§ Challenge
Copy all the entries below exactly, but not the pictures.

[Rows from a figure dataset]

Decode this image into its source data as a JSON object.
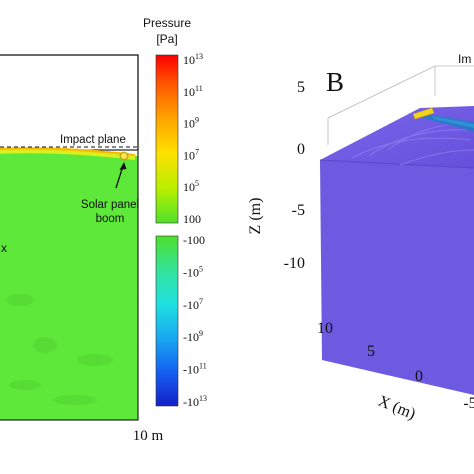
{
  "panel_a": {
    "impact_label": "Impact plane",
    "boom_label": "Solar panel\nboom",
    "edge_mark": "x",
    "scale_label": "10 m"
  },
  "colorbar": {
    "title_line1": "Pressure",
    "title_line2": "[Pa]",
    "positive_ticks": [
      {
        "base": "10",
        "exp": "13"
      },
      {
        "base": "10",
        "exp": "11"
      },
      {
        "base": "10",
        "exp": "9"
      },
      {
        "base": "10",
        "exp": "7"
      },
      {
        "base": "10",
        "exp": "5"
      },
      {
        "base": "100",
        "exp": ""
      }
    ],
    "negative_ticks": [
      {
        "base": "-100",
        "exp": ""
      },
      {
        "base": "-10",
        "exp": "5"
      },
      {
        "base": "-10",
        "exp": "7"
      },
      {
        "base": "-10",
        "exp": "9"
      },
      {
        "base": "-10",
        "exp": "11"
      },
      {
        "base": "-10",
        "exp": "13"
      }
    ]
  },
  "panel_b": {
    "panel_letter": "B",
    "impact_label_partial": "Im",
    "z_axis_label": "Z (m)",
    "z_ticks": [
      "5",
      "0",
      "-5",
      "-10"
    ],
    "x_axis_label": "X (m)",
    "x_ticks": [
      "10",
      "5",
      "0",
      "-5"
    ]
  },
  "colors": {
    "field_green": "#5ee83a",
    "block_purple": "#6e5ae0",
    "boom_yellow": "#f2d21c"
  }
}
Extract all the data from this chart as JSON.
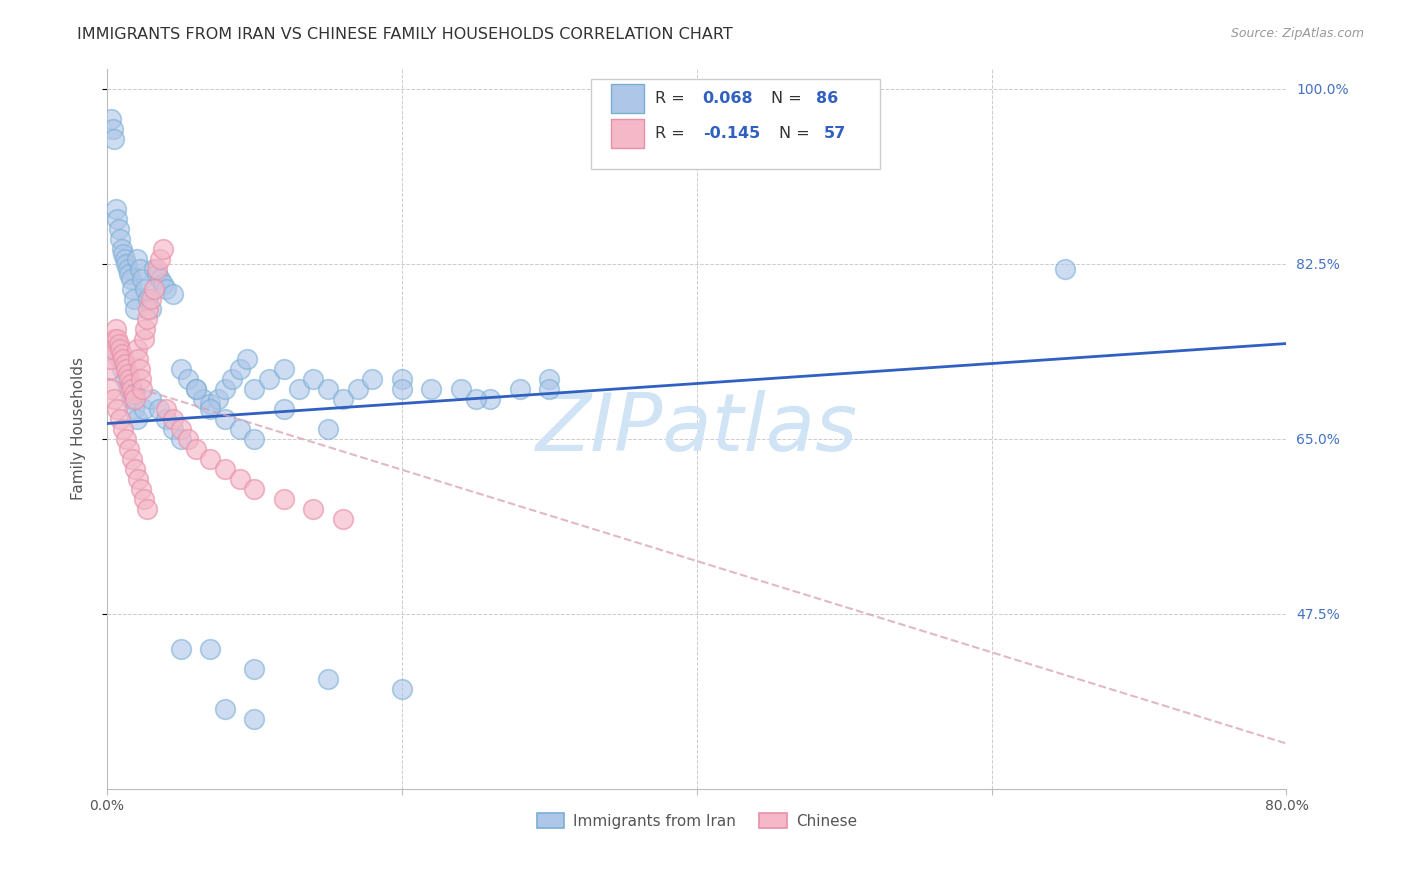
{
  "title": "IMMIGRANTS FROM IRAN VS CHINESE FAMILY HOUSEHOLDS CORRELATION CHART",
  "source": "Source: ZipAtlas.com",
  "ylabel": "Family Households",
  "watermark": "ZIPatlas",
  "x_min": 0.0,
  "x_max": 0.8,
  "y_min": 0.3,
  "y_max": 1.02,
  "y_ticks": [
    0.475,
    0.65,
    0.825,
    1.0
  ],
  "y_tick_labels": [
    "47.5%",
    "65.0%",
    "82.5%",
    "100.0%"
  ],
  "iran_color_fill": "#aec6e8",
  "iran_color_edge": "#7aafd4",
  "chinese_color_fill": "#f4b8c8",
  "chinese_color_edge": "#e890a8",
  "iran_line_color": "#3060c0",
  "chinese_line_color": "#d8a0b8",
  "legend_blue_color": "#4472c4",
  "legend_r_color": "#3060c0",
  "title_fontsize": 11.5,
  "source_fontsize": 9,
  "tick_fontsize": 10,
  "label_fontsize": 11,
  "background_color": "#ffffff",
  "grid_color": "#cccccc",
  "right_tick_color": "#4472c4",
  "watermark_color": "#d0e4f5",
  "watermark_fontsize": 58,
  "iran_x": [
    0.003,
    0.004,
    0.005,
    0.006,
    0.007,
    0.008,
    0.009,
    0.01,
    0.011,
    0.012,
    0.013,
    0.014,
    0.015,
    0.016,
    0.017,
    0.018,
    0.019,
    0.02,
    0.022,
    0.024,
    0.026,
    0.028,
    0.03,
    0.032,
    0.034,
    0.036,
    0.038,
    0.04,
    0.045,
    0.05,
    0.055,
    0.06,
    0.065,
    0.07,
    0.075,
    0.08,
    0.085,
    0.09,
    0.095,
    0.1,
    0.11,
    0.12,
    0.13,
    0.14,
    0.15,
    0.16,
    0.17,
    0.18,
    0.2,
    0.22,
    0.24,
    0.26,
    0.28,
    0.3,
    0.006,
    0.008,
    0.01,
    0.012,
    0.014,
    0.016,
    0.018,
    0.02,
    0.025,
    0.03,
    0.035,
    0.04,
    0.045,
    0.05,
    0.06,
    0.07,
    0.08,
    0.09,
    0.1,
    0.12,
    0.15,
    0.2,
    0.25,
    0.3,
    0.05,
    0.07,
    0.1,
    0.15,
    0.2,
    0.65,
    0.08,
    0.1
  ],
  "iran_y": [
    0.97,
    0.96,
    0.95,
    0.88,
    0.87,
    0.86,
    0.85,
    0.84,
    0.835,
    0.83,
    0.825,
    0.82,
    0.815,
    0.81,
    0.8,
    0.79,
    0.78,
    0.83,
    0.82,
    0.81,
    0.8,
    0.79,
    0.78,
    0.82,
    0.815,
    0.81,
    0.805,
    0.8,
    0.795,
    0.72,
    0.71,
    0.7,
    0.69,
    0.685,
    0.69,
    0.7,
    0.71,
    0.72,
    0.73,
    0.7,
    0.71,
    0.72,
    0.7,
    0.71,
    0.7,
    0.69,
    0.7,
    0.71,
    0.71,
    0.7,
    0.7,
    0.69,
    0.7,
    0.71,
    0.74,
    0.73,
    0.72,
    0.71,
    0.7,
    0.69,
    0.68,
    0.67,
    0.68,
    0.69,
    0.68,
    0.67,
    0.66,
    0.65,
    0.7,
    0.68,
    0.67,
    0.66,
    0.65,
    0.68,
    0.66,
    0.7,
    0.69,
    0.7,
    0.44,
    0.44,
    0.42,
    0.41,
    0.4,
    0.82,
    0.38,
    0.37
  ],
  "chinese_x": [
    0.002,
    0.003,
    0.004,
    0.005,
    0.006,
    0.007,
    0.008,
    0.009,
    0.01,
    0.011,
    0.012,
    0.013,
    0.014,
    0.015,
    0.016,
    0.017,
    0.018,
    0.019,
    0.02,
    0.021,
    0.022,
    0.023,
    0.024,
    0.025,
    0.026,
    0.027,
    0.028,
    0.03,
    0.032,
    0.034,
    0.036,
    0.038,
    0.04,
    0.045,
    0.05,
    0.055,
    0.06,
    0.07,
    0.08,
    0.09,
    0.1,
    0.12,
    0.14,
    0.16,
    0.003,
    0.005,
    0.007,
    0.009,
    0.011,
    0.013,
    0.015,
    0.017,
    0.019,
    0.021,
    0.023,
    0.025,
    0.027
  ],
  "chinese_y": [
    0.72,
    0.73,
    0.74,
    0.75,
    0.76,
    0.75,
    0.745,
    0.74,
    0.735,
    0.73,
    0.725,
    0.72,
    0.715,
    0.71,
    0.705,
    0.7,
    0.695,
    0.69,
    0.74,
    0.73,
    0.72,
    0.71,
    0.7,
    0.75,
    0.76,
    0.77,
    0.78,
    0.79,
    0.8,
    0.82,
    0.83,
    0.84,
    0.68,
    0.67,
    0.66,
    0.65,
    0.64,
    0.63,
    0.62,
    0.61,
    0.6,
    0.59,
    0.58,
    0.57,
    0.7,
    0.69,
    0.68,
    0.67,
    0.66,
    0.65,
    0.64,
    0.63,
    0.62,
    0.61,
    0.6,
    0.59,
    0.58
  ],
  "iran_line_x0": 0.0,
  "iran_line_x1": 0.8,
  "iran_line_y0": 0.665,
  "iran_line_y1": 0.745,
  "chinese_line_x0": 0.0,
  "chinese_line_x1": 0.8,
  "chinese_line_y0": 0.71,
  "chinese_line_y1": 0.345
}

§ Response
Decode this image into its source data as a JSON object.
{
  "panel_a": {
    "impact_label": "Impact plane",
    "boom_label": "Solar panel\nboom",
    "edge_mark": "x",
    "scale_label": "10 m"
  },
  "colorbar": {
    "title_line1": "Pressure",
    "title_line2": "[Pa]",
    "positive_ticks": [
      {
        "base": "10",
        "exp": "13"
      },
      {
        "base": "10",
        "exp": "11"
      },
      {
        "base": "10",
        "exp": "9"
      },
      {
        "base": "10",
        "exp": "7"
      },
      {
        "base": "10",
        "exp": "5"
      },
      {
        "base": "100",
        "exp": ""
      }
    ],
    "negative_ticks": [
      {
        "base": "-100",
        "exp": ""
      },
      {
        "base": "-10",
        "exp": "5"
      },
      {
        "base": "-10",
        "exp": "7"
      },
      {
        "base": "-10",
        "exp": "9"
      },
      {
        "base": "-10",
        "exp": "11"
      },
      {
        "base": "-10",
        "exp": "13"
      }
    ]
  },
  "panel_b": {
    "panel_letter": "B",
    "impact_label_partial": "Im",
    "z_axis_label": "Z (m)",
    "z_ticks": [
      "5",
      "0",
      "-5",
      "-10"
    ],
    "x_axis_label": "X (m)",
    "x_ticks": [
      "10",
      "5",
      "0",
      "-5"
    ]
  },
  "colors": {
    "field_green": "#5ee83a",
    "block_purple": "#6e5ae0",
    "boom_yellow": "#f2d21c"
  }
}
Extract all the data from this chart as JSON.
{
  "title": "IMMIGRANTS FROM IRAN VS CHINESE FAMILY HOUSEHOLDS CORRELATION CHART",
  "source": "Source: ZipAtlas.com",
  "ylabel": "Family Households",
  "watermark": "ZIPatlas",
  "x_min": 0.0,
  "x_max": 0.8,
  "y_min": 0.3,
  "y_max": 1.02,
  "y_ticks": [
    0.475,
    0.65,
    0.825,
    1.0
  ],
  "y_tick_labels": [
    "47.5%",
    "65.0%",
    "82.5%",
    "100.0%"
  ],
  "iran_color_fill": "#aec6e8",
  "iran_color_edge": "#7aafd4",
  "chinese_color_fill": "#f4b8c8",
  "chinese_color_edge": "#e890a8",
  "iran_line_color": "#3060c0",
  "chinese_line_color": "#d8a0b8",
  "legend_blue_color": "#4472c4",
  "legend_r_color": "#3060c0",
  "title_fontsize": 11.5,
  "source_fontsize": 9,
  "tick_fontsize": 10,
  "label_fontsize": 11,
  "background_color": "#ffffff",
  "grid_color": "#cccccc",
  "right_tick_color": "#4472c4",
  "watermark_color": "#d0e4f5",
  "watermark_fontsize": 58,
  "iran_x": [
    0.003,
    0.004,
    0.005,
    0.006,
    0.007,
    0.008,
    0.009,
    0.01,
    0.011,
    0.012,
    0.013,
    0.014,
    0.015,
    0.016,
    0.017,
    0.018,
    0.019,
    0.02,
    0.022,
    0.024,
    0.026,
    0.028,
    0.03,
    0.032,
    0.034,
    0.036,
    0.038,
    0.04,
    0.045,
    0.05,
    0.055,
    0.06,
    0.065,
    0.07,
    0.075,
    0.08,
    0.085,
    0.09,
    0.095,
    0.1,
    0.11,
    0.12,
    0.13,
    0.14,
    0.15,
    0.16,
    0.17,
    0.18,
    0.2,
    0.22,
    0.24,
    0.26,
    0.28,
    0.3,
    0.006,
    0.008,
    0.01,
    0.012,
    0.014,
    0.016,
    0.018,
    0.02,
    0.025,
    0.03,
    0.035,
    0.04,
    0.045,
    0.05,
    0.06,
    0.07,
    0.08,
    0.09,
    0.1,
    0.12,
    0.15,
    0.2,
    0.25,
    0.3,
    0.05,
    0.07,
    0.1,
    0.15,
    0.2,
    0.65,
    0.08,
    0.1
  ],
  "iran_y": [
    0.97,
    0.96,
    0.95,
    0.88,
    0.87,
    0.86,
    0.85,
    0.84,
    0.835,
    0.83,
    0.825,
    0.82,
    0.815,
    0.81,
    0.8,
    0.79,
    0.78,
    0.83,
    0.82,
    0.81,
    0.8,
    0.79,
    0.78,
    0.82,
    0.815,
    0.81,
    0.805,
    0.8,
    0.795,
    0.72,
    0.71,
    0.7,
    0.69,
    0.685,
    0.69,
    0.7,
    0.71,
    0.72,
    0.73,
    0.7,
    0.71,
    0.72,
    0.7,
    0.71,
    0.7,
    0.69,
    0.7,
    0.71,
    0.71,
    0.7,
    0.7,
    0.69,
    0.7,
    0.71,
    0.74,
    0.73,
    0.72,
    0.71,
    0.7,
    0.69,
    0.68,
    0.67,
    0.68,
    0.69,
    0.68,
    0.67,
    0.66,
    0.65,
    0.7,
    0.68,
    0.67,
    0.66,
    0.65,
    0.68,
    0.66,
    0.7,
    0.69,
    0.7,
    0.44,
    0.44,
    0.42,
    0.41,
    0.4,
    0.82,
    0.38,
    0.37
  ],
  "chinese_x": [
    0.002,
    0.003,
    0.004,
    0.005,
    0.006,
    0.007,
    0.008,
    0.009,
    0.01,
    0.011,
    0.012,
    0.013,
    0.014,
    0.015,
    0.016,
    0.017,
    0.018,
    0.019,
    0.02,
    0.021,
    0.022,
    0.023,
    0.024,
    0.025,
    0.026,
    0.027,
    0.028,
    0.03,
    0.032,
    0.034,
    0.036,
    0.038,
    0.04,
    0.045,
    0.05,
    0.055,
    0.06,
    0.07,
    0.08,
    0.09,
    0.1,
    0.12,
    0.14,
    0.16,
    0.003,
    0.005,
    0.007,
    0.009,
    0.011,
    0.013,
    0.015,
    0.017,
    0.019,
    0.021,
    0.023,
    0.025,
    0.027
  ],
  "chinese_y": [
    0.72,
    0.73,
    0.74,
    0.75,
    0.76,
    0.75,
    0.745,
    0.74,
    0.735,
    0.73,
    0.725,
    0.72,
    0.715,
    0.71,
    0.705,
    0.7,
    0.695,
    0.69,
    0.74,
    0.73,
    0.72,
    0.71,
    0.7,
    0.75,
    0.76,
    0.77,
    0.78,
    0.79,
    0.8,
    0.82,
    0.83,
    0.84,
    0.68,
    0.67,
    0.66,
    0.65,
    0.64,
    0.63,
    0.62,
    0.61,
    0.6,
    0.59,
    0.58,
    0.57,
    0.7,
    0.69,
    0.68,
    0.67,
    0.66,
    0.65,
    0.64,
    0.63,
    0.62,
    0.61,
    0.6,
    0.59,
    0.58
  ],
  "iran_line_x0": 0.0,
  "iran_line_x1": 0.8,
  "iran_line_y0": 0.665,
  "iran_line_y1": 0.745,
  "chinese_line_x0": 0.0,
  "chinese_line_x1": 0.8,
  "chinese_line_y0": 0.71,
  "chinese_line_y1": 0.345
}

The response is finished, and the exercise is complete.